◆ GIVEN EXERCISE: Copy every line from the records below that holds the word "团结同志".

◆ GIVEN ENTRIES:
★ ★ ★ ★ ★
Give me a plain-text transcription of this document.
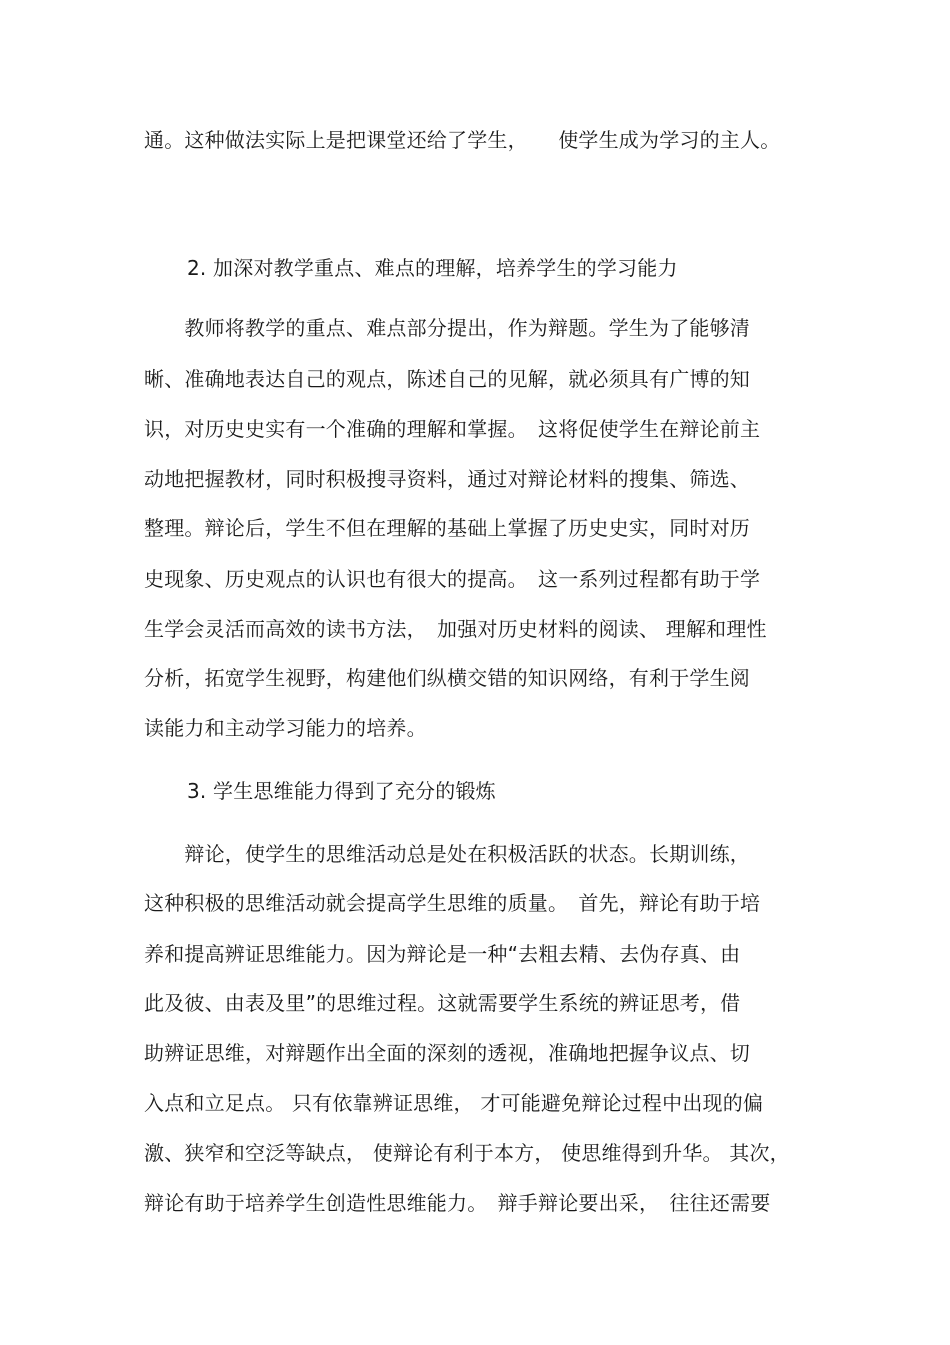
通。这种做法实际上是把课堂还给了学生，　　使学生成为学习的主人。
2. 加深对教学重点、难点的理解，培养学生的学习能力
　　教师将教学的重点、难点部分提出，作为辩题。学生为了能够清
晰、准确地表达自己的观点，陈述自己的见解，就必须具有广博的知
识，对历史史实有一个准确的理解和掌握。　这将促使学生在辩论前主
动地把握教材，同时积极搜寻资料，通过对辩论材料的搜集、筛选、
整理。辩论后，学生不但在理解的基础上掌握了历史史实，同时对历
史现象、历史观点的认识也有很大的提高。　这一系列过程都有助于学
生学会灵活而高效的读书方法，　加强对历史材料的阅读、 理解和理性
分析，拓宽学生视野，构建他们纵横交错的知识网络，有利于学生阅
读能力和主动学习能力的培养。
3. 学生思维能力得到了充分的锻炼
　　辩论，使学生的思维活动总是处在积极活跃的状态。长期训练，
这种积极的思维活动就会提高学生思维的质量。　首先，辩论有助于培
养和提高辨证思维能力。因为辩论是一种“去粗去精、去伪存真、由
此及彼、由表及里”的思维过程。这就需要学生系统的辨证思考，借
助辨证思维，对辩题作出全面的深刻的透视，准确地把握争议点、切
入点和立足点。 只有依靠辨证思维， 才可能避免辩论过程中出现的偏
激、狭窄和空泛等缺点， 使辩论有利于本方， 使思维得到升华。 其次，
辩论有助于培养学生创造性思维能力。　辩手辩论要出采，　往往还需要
★ ★ ★ ★ ★
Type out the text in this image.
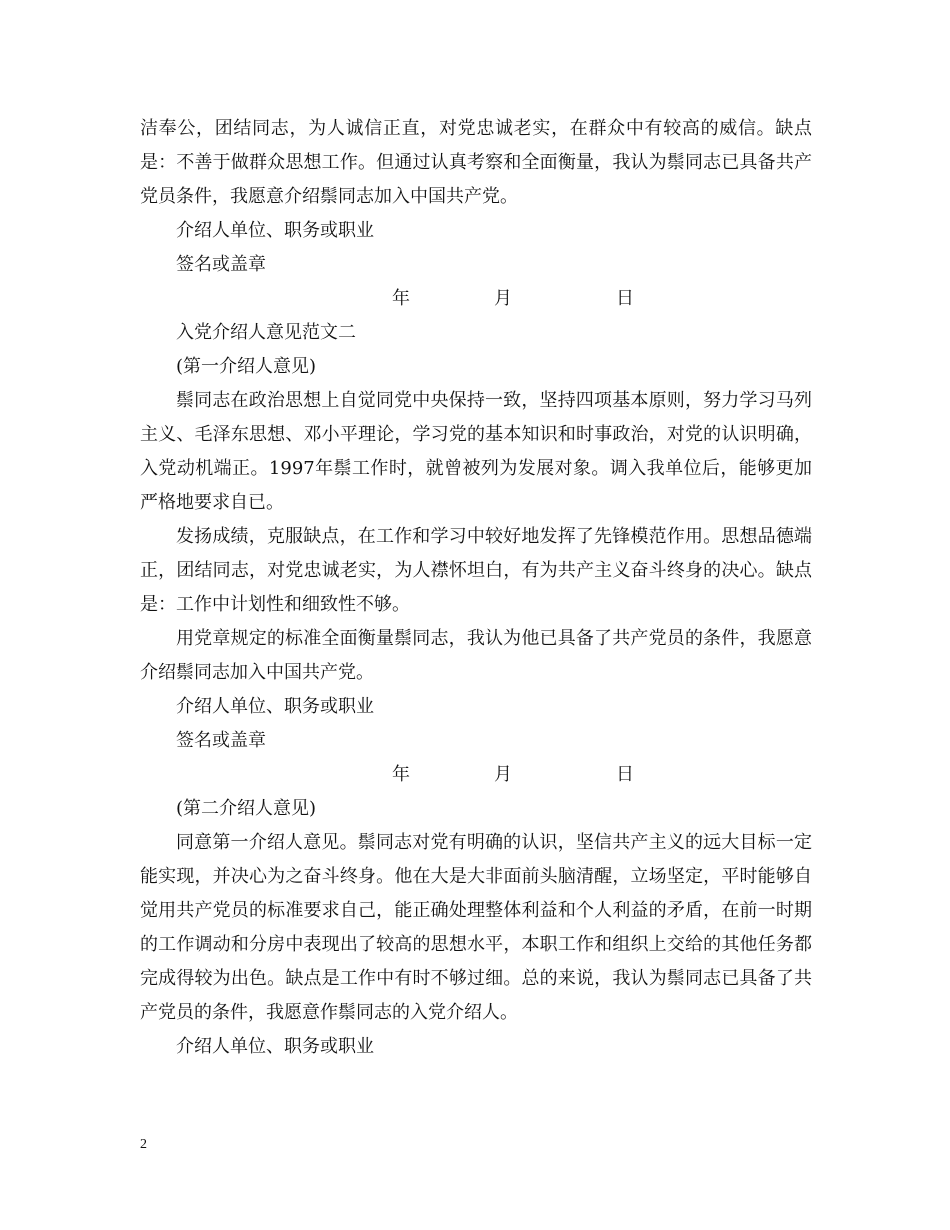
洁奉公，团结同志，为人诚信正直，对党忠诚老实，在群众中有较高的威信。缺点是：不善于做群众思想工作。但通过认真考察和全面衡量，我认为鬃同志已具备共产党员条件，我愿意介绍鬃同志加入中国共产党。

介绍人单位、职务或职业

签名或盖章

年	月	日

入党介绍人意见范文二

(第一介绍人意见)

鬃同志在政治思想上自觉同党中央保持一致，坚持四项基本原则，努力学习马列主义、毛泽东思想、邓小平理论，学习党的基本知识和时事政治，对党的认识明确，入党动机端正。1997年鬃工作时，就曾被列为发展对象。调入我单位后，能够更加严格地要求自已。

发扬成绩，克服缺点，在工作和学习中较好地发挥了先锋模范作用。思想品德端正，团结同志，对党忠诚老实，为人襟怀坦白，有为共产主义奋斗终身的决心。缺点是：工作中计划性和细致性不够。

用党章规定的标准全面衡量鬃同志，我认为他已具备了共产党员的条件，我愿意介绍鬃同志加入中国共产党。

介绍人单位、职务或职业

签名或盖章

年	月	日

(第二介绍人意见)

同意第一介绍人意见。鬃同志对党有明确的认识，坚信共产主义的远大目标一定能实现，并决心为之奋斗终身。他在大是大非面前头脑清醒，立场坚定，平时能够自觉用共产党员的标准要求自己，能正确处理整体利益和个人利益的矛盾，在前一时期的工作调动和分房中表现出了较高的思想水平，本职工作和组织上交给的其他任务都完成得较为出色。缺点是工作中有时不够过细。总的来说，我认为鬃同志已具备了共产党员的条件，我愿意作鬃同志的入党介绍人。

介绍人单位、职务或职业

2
★ ★ ★ ★ ★
◆ WRITTEN RESPONSE:
洁奉公，团结同志，为人诚信正直，对党忠诚老实，在群众中有较高的威信。缺点是：不善于做群众思想工作。但通过认真考察和全面衡量，我认为鬃同志已具备共产党员条件，我愿意介绍鬃同志加入中国共产党。
发扬成绩，克服缺点，在工作和学习中较好地发挥了先锋模范作用。思想品德端正，团结同志，对党忠诚老实，为人襟怀坦白，有为共产主义奋斗终身的决心。缺点是：工作中计划性和细致性不够。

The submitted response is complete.